TASK DIRECTIONS: Reproduce the data exactly and drop any pictures it holds.

TASK INPUT:
⁂
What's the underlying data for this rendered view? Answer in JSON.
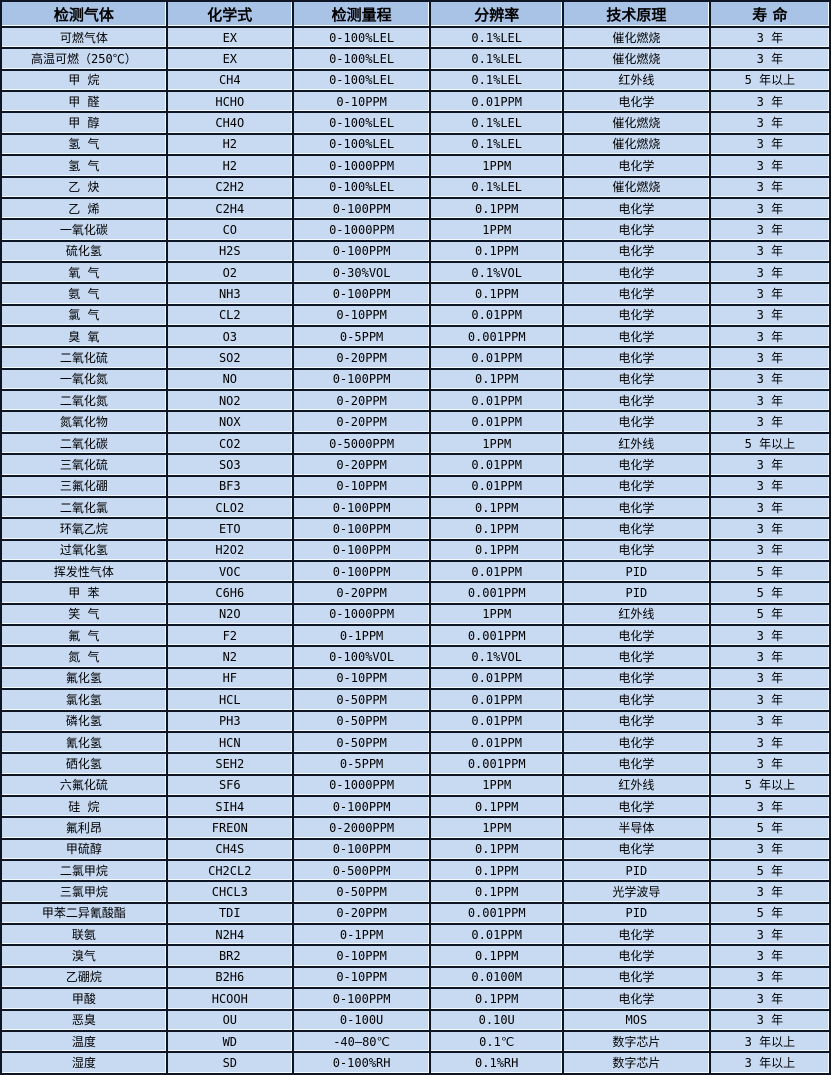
{
  "colors": {
    "header_bg": "#a9c3e6",
    "row_bg": "#c8daf2",
    "border": "#0e1626",
    "highlight": "#f4f8ff",
    "text": "#000000"
  },
  "table": {
    "headers": [
      "检测气体",
      "化学式",
      "检测量程",
      "分辨率",
      "技术原理",
      "寿 命"
    ],
    "column_keys": [
      "gas",
      "formula",
      "range",
      "resolution",
      "principle",
      "lifespan"
    ],
    "rows": [
      [
        "可燃气体",
        "EX",
        "0-100%LEL",
        "0.1%LEL",
        "催化燃烧",
        "3 年"
      ],
      [
        "高温可燃（250℃）",
        "EX",
        "0-100%LEL",
        "0.1%LEL",
        "催化燃烧",
        "3 年"
      ],
      [
        "甲 烷",
        "CH4",
        "0-100%LEL",
        "0.1%LEL",
        "红外线",
        "5 年以上"
      ],
      [
        "甲 醛",
        "HCHO",
        "0-10PPM",
        "0.01PPM",
        "电化学",
        "3 年"
      ],
      [
        "甲 醇",
        "CH4O",
        "0-100%LEL",
        "0.1%LEL",
        "催化燃烧",
        "3 年"
      ],
      [
        "氢 气",
        "H2",
        "0-100%LEL",
        "0.1%LEL",
        "催化燃烧",
        "3 年"
      ],
      [
        "氢 气",
        "H2",
        "0-1000PPM",
        "1PPM",
        "电化学",
        "3 年"
      ],
      [
        "乙 炔",
        "C2H2",
        "0-100%LEL",
        "0.1%LEL",
        "催化燃烧",
        "3 年"
      ],
      [
        "乙 烯",
        "C2H4",
        "0-100PPM",
        "0.1PPM",
        "电化学",
        "3 年"
      ],
      [
        "一氧化碳",
        "CO",
        "0-1000PPM",
        "1PPM",
        "电化学",
        "3 年"
      ],
      [
        "硫化氢",
        "H2S",
        "0-100PPM",
        "0.1PPM",
        "电化学",
        "3 年"
      ],
      [
        "氧 气",
        "O2",
        "0-30%VOL",
        "0.1%VOL",
        "电化学",
        "3 年"
      ],
      [
        "氨 气",
        "NH3",
        "0-100PPM",
        "0.1PPM",
        "电化学",
        "3 年"
      ],
      [
        "氯 气",
        "CL2",
        "0-10PPM",
        "0.01PPM",
        "电化学",
        "3 年"
      ],
      [
        "臭 氧",
        "O3",
        "0-5PPM",
        "0.001PPM",
        "电化学",
        "3 年"
      ],
      [
        "二氧化硫",
        "SO2",
        "0-20PPM",
        "0.01PPM",
        "电化学",
        "3 年"
      ],
      [
        "一氧化氮",
        "NO",
        "0-100PPM",
        "0.1PPM",
        "电化学",
        "3 年"
      ],
      [
        "二氧化氮",
        "NO2",
        "0-20PPM",
        "0.01PPM",
        "电化学",
        "3 年"
      ],
      [
        "氮氧化物",
        "NOX",
        "0-20PPM",
        "0.01PPM",
        "电化学",
        "3 年"
      ],
      [
        "二氧化碳",
        "CO2",
        "0-5000PPM",
        "1PPM",
        "红外线",
        "5 年以上"
      ],
      [
        "三氧化硫",
        "SO3",
        "0-20PPM",
        "0.01PPM",
        "电化学",
        "3 年"
      ],
      [
        "三氟化硼",
        "BF3",
        "0-10PPM",
        "0.01PPM",
        "电化学",
        "3 年"
      ],
      [
        "二氧化氯",
        "CLO2",
        "0-100PPM",
        "0.1PPM",
        "电化学",
        "3 年"
      ],
      [
        "环氧乙烷",
        "ETO",
        "0-100PPM",
        "0.1PPM",
        "电化学",
        "3 年"
      ],
      [
        "过氧化氢",
        "H2O2",
        "0-100PPM",
        "0.1PPM",
        "电化学",
        "3 年"
      ],
      [
        "挥发性气体",
        "VOC",
        "0-100PPM",
        "0.01PPM",
        "PID",
        "5 年"
      ],
      [
        "甲 苯",
        "C6H6",
        "0-20PPM",
        "0.001PPM",
        "PID",
        "5 年"
      ],
      [
        "笑 气",
        "N2O",
        "0-1000PPM",
        "1PPM",
        "红外线",
        "5 年"
      ],
      [
        "氟 气",
        "F2",
        "0-1PPM",
        "0.001PPM",
        "电化学",
        "3 年"
      ],
      [
        "氮 气",
        "N2",
        "0-100%VOL",
        "0.1%VOL",
        "电化学",
        "3 年"
      ],
      [
        "氟化氢",
        "HF",
        "0-10PPM",
        "0.01PPM",
        "电化学",
        "3 年"
      ],
      [
        "氯化氢",
        "HCL",
        "0-50PPM",
        "0.01PPM",
        "电化学",
        "3 年"
      ],
      [
        "磷化氢",
        "PH3",
        "0-50PPM",
        "0.01PPM",
        "电化学",
        "3 年"
      ],
      [
        "氰化氢",
        "HCN",
        "0-50PPM",
        "0.01PPM",
        "电化学",
        "3 年"
      ],
      [
        "硒化氢",
        "SEH2",
        "0-5PPM",
        "0.001PPM",
        "电化学",
        "3 年"
      ],
      [
        "六氟化硫",
        "SF6",
        "0-1000PPM",
        "1PPM",
        "红外线",
        "5 年以上"
      ],
      [
        "硅 烷",
        "SIH4",
        "0-100PPM",
        "0.1PPM",
        "电化学",
        "3 年"
      ],
      [
        "氟利昂",
        "FREON",
        "0-2000PPM",
        "1PPM",
        "半导体",
        "5 年"
      ],
      [
        "甲硫醇",
        "CH4S",
        "0-100PPM",
        "0.1PPM",
        "电化学",
        "3 年"
      ],
      [
        "二氯甲烷",
        "CH2CL2",
        "0-500PPM",
        "0.1PPM",
        "PID",
        "5 年"
      ],
      [
        "三氯甲烷",
        "CHCL3",
        "0-50PPM",
        "0.1PPM",
        "光学波导",
        "3 年"
      ],
      [
        "甲苯二异氰酸酯",
        "TDI",
        "0-20PPM",
        "0.001PPM",
        "PID",
        "5 年"
      ],
      [
        "联氨",
        "N2H4",
        "0-1PPM",
        "0.01PPM",
        "电化学",
        "3 年"
      ],
      [
        "溴气",
        "BR2",
        "0-10PPM",
        "0.1PPM",
        "电化学",
        "3 年"
      ],
      [
        "乙硼烷",
        "B2H6",
        "0-10PPM",
        "0.0100M",
        "电化学",
        "3 年"
      ],
      [
        "甲酸",
        "HCOOH",
        "0-100PPM",
        "0.1PPM",
        "电化学",
        "3 年"
      ],
      [
        "恶臭",
        "OU",
        "0-100U",
        "0.10U",
        "MOS",
        "3 年"
      ],
      [
        "温度",
        "WD",
        "-40—80℃",
        "0.1℃",
        "数字芯片",
        "3 年以上"
      ],
      [
        "湿度",
        "SD",
        "0-100%RH",
        "0.1%RH",
        "数字芯片",
        "3 年以上"
      ]
    ]
  }
}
⁂
THE ANSWER:
What's the underlying data for this rendered view? Answer in JSON.
{
  "colors": {
    "header_bg": "#a9c3e6",
    "row_bg": "#c8daf2",
    "border": "#0e1626",
    "highlight": "#f4f8ff",
    "text": "#000000"
  },
  "table": {
    "headers": [
      "检测气体",
      "化学式",
      "检测量程",
      "分辨率",
      "技术原理",
      "寿 命"
    ],
    "column_keys": [
      "gas",
      "formula",
      "range",
      "resolution",
      "principle",
      "lifespan"
    ],
    "rows": [
      [
        "可燃气体",
        "EX",
        "0-100%LEL",
        "0.1%LEL",
        "催化燃烧",
        "3 年"
      ],
      [
        "高温可燃（250℃）",
        "EX",
        "0-100%LEL",
        "0.1%LEL",
        "催化燃烧",
        "3 年"
      ],
      [
        "甲 烷",
        "CH4",
        "0-100%LEL",
        "0.1%LEL",
        "红外线",
        "5 年以上"
      ],
      [
        "甲 醛",
        "HCHO",
        "0-10PPM",
        "0.01PPM",
        "电化学",
        "3 年"
      ],
      [
        "甲 醇",
        "CH4O",
        "0-100%LEL",
        "0.1%LEL",
        "催化燃烧",
        "3 年"
      ],
      [
        "氢 气",
        "H2",
        "0-100%LEL",
        "0.1%LEL",
        "催化燃烧",
        "3 年"
      ],
      [
        "氢 气",
        "H2",
        "0-1000PPM",
        "1PPM",
        "电化学",
        "3 年"
      ],
      [
        "乙 炔",
        "C2H2",
        "0-100%LEL",
        "0.1%LEL",
        "催化燃烧",
        "3 年"
      ],
      [
        "乙 烯",
        "C2H4",
        "0-100PPM",
        "0.1PPM",
        "电化学",
        "3 年"
      ],
      [
        "一氧化碳",
        "CO",
        "0-1000PPM",
        "1PPM",
        "电化学",
        "3 年"
      ],
      [
        "硫化氢",
        "H2S",
        "0-100PPM",
        "0.1PPM",
        "电化学",
        "3 年"
      ],
      [
        "氧 气",
        "O2",
        "0-30%VOL",
        "0.1%VOL",
        "电化学",
        "3 年"
      ],
      [
        "氨 气",
        "NH3",
        "0-100PPM",
        "0.1PPM",
        "电化学",
        "3 年"
      ],
      [
        "氯 气",
        "CL2",
        "0-10PPM",
        "0.01PPM",
        "电化学",
        "3 年"
      ],
      [
        "臭 氧",
        "O3",
        "0-5PPM",
        "0.001PPM",
        "电化学",
        "3 年"
      ],
      [
        "二氧化硫",
        "SO2",
        "0-20PPM",
        "0.01PPM",
        "电化学",
        "3 年"
      ],
      [
        "一氧化氮",
        "NO",
        "0-100PPM",
        "0.1PPM",
        "电化学",
        "3 年"
      ],
      [
        "二氧化氮",
        "NO2",
        "0-20PPM",
        "0.01PPM",
        "电化学",
        "3 年"
      ],
      [
        "氮氧化物",
        "NOX",
        "0-20PPM",
        "0.01PPM",
        "电化学",
        "3 年"
      ],
      [
        "二氧化碳",
        "CO2",
        "0-5000PPM",
        "1PPM",
        "红外线",
        "5 年以上"
      ],
      [
        "三氧化硫",
        "SO3",
        "0-20PPM",
        "0.01PPM",
        "电化学",
        "3 年"
      ],
      [
        "三氟化硼",
        "BF3",
        "0-10PPM",
        "0.01PPM",
        "电化学",
        "3 年"
      ],
      [
        "二氧化氯",
        "CLO2",
        "0-100PPM",
        "0.1PPM",
        "电化学",
        "3 年"
      ],
      [
        "环氧乙烷",
        "ETO",
        "0-100PPM",
        "0.1PPM",
        "电化学",
        "3 年"
      ],
      [
        "过氧化氢",
        "H2O2",
        "0-100PPM",
        "0.1PPM",
        "电化学",
        "3 年"
      ],
      [
        "挥发性气体",
        "VOC",
        "0-100PPM",
        "0.01PPM",
        "PID",
        "5 年"
      ],
      [
        "甲 苯",
        "C6H6",
        "0-20PPM",
        "0.001PPM",
        "PID",
        "5 年"
      ],
      [
        "笑 气",
        "N2O",
        "0-1000PPM",
        "1PPM",
        "红外线",
        "5 年"
      ],
      [
        "氟 气",
        "F2",
        "0-1PPM",
        "0.001PPM",
        "电化学",
        "3 年"
      ],
      [
        "氮 气",
        "N2",
        "0-100%VOL",
        "0.1%VOL",
        "电化学",
        "3 年"
      ],
      [
        "氟化氢",
        "HF",
        "0-10PPM",
        "0.01PPM",
        "电化学",
        "3 年"
      ],
      [
        "氯化氢",
        "HCL",
        "0-50PPM",
        "0.01PPM",
        "电化学",
        "3 年"
      ],
      [
        "磷化氢",
        "PH3",
        "0-50PPM",
        "0.01PPM",
        "电化学",
        "3 年"
      ],
      [
        "氰化氢",
        "HCN",
        "0-50PPM",
        "0.01PPM",
        "电化学",
        "3 年"
      ],
      [
        "硒化氢",
        "SEH2",
        "0-5PPM",
        "0.001PPM",
        "电化学",
        "3 年"
      ],
      [
        "六氟化硫",
        "SF6",
        "0-1000PPM",
        "1PPM",
        "红外线",
        "5 年以上"
      ],
      [
        "硅 烷",
        "SIH4",
        "0-100PPM",
        "0.1PPM",
        "电化学",
        "3 年"
      ],
      [
        "氟利昂",
        "FREON",
        "0-2000PPM",
        "1PPM",
        "半导体",
        "5 年"
      ],
      [
        "甲硫醇",
        "CH4S",
        "0-100PPM",
        "0.1PPM",
        "电化学",
        "3 年"
      ],
      [
        "二氯甲烷",
        "CH2CL2",
        "0-500PPM",
        "0.1PPM",
        "PID",
        "5 年"
      ],
      [
        "三氯甲烷",
        "CHCL3",
        "0-50PPM",
        "0.1PPM",
        "光学波导",
        "3 年"
      ],
      [
        "甲苯二异氰酸酯",
        "TDI",
        "0-20PPM",
        "0.001PPM",
        "PID",
        "5 年"
      ],
      [
        "联氨",
        "N2H4",
        "0-1PPM",
        "0.01PPM",
        "电化学",
        "3 年"
      ],
      [
        "溴气",
        "BR2",
        "0-10PPM",
        "0.1PPM",
        "电化学",
        "3 年"
      ],
      [
        "乙硼烷",
        "B2H6",
        "0-10PPM",
        "0.0100M",
        "电化学",
        "3 年"
      ],
      [
        "甲酸",
        "HCOOH",
        "0-100PPM",
        "0.1PPM",
        "电化学",
        "3 年"
      ],
      [
        "恶臭",
        "OU",
        "0-100U",
        "0.10U",
        "MOS",
        "3 年"
      ],
      [
        "温度",
        "WD",
        "-40—80℃",
        "0.1℃",
        "数字芯片",
        "3 年以上"
      ],
      [
        "湿度",
        "SD",
        "0-100%RH",
        "0.1%RH",
        "数字芯片",
        "3 年以上"
      ]
    ]
  }
}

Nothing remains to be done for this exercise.